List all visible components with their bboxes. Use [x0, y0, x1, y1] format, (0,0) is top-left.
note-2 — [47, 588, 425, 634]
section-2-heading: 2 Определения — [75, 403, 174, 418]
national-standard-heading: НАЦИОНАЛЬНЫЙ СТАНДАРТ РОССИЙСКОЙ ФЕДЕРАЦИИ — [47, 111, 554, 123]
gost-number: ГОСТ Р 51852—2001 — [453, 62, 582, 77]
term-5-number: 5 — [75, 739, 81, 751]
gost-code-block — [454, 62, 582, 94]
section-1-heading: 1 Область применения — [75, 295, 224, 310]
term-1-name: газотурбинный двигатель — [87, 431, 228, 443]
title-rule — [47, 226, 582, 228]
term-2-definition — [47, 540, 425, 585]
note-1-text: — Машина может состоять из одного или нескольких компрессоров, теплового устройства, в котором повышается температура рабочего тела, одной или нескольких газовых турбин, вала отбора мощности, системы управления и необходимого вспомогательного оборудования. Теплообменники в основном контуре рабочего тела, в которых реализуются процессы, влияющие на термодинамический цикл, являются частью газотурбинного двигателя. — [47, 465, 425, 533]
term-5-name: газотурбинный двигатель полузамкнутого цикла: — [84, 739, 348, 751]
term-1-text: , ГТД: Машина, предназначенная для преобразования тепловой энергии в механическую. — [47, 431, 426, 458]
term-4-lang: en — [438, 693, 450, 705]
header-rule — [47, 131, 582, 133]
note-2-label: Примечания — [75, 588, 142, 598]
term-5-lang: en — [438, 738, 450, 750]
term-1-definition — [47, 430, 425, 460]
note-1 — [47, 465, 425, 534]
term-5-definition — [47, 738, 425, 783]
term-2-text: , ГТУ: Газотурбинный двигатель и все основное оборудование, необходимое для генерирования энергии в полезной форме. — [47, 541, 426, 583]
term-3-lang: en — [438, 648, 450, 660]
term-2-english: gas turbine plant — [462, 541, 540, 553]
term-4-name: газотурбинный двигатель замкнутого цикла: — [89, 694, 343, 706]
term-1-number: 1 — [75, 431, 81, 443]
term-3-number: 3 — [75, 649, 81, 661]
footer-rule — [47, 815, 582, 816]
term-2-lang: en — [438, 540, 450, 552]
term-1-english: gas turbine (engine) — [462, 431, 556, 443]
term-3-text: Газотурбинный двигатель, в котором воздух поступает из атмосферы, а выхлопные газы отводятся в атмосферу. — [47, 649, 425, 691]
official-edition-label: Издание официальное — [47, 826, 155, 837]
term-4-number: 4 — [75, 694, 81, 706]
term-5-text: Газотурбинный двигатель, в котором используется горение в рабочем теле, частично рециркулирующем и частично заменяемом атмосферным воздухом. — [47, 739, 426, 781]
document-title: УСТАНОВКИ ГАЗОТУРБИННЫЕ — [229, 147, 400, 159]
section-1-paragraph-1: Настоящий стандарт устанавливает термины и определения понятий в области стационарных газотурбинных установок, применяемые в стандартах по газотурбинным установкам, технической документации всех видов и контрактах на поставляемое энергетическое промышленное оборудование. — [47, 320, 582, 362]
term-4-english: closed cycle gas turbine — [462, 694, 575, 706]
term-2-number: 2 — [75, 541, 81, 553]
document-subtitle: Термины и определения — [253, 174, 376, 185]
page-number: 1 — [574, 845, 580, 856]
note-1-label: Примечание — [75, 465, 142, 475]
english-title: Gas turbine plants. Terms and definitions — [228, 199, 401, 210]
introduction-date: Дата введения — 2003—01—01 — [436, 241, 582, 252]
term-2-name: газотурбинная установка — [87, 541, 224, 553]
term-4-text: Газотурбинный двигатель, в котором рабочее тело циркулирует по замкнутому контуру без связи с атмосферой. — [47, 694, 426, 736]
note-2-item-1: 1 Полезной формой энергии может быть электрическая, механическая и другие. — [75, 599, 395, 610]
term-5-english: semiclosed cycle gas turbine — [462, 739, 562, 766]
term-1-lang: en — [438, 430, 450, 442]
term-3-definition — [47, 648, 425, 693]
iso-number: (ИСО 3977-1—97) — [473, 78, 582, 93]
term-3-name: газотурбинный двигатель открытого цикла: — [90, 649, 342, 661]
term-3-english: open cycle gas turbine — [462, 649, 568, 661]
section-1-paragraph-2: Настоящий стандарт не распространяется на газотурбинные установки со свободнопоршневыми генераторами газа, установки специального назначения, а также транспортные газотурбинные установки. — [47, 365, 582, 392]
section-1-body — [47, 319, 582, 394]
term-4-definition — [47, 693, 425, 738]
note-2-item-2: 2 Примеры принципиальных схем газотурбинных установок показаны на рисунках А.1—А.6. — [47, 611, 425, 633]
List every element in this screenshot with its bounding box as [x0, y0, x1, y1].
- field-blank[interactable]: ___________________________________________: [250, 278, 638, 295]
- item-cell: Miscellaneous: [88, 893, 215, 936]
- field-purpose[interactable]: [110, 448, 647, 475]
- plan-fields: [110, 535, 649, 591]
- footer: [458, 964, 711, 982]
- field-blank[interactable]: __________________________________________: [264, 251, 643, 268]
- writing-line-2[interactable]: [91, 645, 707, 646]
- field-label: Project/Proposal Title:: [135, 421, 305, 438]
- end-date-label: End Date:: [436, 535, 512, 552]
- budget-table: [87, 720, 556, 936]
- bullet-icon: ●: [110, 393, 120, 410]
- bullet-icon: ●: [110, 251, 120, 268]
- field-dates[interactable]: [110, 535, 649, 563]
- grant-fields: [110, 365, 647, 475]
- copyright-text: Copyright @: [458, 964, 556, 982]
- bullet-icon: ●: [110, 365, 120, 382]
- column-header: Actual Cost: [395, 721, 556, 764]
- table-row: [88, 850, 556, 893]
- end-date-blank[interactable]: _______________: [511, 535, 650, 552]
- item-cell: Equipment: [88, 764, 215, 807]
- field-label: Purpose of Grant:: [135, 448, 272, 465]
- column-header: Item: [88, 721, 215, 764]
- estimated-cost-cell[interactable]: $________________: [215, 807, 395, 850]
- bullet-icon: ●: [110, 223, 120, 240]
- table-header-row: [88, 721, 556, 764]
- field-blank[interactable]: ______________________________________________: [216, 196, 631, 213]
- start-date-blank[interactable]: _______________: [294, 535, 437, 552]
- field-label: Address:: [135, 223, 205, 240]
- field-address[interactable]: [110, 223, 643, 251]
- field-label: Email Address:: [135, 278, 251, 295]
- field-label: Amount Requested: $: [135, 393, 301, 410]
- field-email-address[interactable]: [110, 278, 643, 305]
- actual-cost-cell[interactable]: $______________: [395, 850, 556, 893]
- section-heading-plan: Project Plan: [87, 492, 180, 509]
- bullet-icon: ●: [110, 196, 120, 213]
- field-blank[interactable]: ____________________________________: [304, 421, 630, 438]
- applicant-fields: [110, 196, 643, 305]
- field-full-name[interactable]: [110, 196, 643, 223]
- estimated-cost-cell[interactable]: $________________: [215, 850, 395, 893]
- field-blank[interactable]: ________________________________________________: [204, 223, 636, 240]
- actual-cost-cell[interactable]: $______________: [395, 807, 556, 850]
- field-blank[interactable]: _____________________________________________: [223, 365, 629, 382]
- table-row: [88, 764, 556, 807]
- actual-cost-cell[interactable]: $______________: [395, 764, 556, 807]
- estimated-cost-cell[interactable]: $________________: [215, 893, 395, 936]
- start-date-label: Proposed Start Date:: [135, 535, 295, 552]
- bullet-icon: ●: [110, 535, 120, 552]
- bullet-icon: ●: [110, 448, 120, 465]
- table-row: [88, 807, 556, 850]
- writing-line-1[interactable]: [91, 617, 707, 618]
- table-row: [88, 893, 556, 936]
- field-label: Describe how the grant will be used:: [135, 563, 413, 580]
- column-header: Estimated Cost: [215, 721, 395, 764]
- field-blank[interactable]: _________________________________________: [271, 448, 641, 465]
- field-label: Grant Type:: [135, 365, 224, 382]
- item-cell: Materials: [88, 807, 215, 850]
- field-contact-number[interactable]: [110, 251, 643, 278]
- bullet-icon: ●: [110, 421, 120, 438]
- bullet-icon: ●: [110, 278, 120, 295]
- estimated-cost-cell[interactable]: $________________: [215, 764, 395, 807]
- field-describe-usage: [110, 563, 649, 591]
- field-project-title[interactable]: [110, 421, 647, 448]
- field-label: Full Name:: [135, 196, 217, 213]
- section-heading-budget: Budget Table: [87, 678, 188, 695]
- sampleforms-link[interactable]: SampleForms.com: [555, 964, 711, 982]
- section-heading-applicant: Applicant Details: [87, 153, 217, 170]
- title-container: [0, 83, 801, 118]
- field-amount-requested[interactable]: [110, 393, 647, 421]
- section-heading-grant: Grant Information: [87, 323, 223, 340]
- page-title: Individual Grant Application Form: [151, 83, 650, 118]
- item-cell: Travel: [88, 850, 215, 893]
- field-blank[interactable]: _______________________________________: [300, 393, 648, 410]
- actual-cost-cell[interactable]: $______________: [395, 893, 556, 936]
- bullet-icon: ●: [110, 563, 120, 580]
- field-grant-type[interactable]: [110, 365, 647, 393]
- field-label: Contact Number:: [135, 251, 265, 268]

——————

Set task
Pick out every line above that contains the word "оборудование", and copy each one. Matching is case-sensitive.

Final answer
term-2-text: , ГТУ: Газотурбинный двигатель и все основное оборудование, необходимое для генерирования энергии в полезной форме. — [47, 541, 426, 583]
section-1-paragraph-1: Настоящий стандарт устанавливает термины и определения понятий в области стационарных газотурбинных установок, применяемые в стандартах по газотурбинным установкам, технической документации всех видов и контрактах на поставляемое энергетическое промышленное оборудование. — [47, 320, 582, 362]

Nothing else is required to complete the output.